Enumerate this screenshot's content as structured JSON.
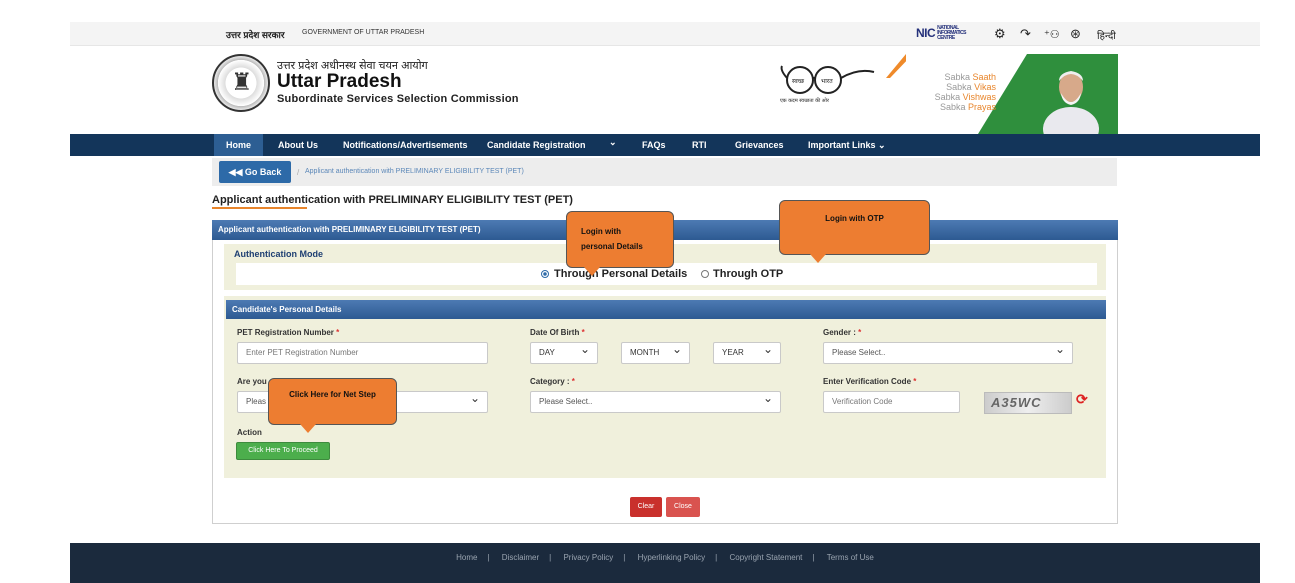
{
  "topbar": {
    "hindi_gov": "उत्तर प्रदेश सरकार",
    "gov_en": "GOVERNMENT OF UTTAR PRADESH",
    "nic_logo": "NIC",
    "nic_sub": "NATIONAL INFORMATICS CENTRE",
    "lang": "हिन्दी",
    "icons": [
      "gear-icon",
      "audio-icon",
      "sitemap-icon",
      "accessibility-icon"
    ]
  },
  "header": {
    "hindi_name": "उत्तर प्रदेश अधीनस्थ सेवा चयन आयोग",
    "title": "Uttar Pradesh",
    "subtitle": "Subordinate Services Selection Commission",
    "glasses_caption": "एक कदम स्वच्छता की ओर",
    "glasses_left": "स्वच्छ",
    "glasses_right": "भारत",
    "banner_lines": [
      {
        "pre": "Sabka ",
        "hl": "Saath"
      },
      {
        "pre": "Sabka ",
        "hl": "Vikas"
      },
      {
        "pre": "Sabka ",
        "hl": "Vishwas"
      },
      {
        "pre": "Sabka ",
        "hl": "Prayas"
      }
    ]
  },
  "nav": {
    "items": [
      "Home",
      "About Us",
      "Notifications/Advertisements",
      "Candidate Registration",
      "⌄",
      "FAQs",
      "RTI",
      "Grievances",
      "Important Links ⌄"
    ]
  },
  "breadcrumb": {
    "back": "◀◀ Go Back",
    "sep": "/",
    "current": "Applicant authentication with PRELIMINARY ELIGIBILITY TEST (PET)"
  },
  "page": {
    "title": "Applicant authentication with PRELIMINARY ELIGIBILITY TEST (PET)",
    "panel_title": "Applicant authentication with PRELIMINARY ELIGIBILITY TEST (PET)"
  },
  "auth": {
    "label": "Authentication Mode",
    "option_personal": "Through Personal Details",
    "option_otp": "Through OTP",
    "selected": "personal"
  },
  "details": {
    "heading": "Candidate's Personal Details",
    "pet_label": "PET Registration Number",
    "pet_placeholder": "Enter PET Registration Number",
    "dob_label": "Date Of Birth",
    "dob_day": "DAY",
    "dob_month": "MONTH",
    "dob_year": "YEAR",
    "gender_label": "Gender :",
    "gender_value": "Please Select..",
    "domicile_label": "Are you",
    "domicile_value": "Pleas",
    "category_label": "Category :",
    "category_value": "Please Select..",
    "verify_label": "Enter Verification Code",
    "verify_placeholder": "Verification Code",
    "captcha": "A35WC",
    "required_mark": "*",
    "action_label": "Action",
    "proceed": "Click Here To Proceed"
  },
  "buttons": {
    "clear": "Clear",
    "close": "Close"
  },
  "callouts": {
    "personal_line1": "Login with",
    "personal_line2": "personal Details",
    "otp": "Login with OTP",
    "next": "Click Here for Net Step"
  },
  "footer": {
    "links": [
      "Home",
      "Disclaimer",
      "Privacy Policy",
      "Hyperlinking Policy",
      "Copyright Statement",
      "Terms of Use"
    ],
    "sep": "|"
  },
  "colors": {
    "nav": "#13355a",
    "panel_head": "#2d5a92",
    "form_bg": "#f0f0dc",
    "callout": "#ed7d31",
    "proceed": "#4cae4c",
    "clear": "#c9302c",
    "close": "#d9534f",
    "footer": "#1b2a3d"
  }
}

--

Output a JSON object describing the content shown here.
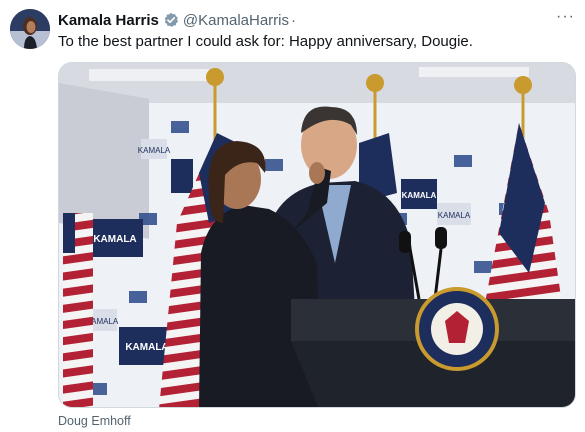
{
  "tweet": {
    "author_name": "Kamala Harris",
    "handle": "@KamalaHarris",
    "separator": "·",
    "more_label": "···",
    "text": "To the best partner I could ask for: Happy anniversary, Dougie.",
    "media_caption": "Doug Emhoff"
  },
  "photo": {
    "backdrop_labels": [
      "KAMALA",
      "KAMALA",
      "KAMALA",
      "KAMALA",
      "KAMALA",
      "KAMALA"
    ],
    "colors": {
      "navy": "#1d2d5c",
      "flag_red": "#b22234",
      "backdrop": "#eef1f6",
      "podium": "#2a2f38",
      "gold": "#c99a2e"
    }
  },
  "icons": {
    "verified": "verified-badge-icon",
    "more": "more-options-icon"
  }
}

*AIM OF THE TASK*: Look for the word "Policy" in every line of the listing and copy the lines that have it.

*RESPONSE FOR THIS EXERCISE*:
      "Privacy Policy",
      "Hyperlinking Policy",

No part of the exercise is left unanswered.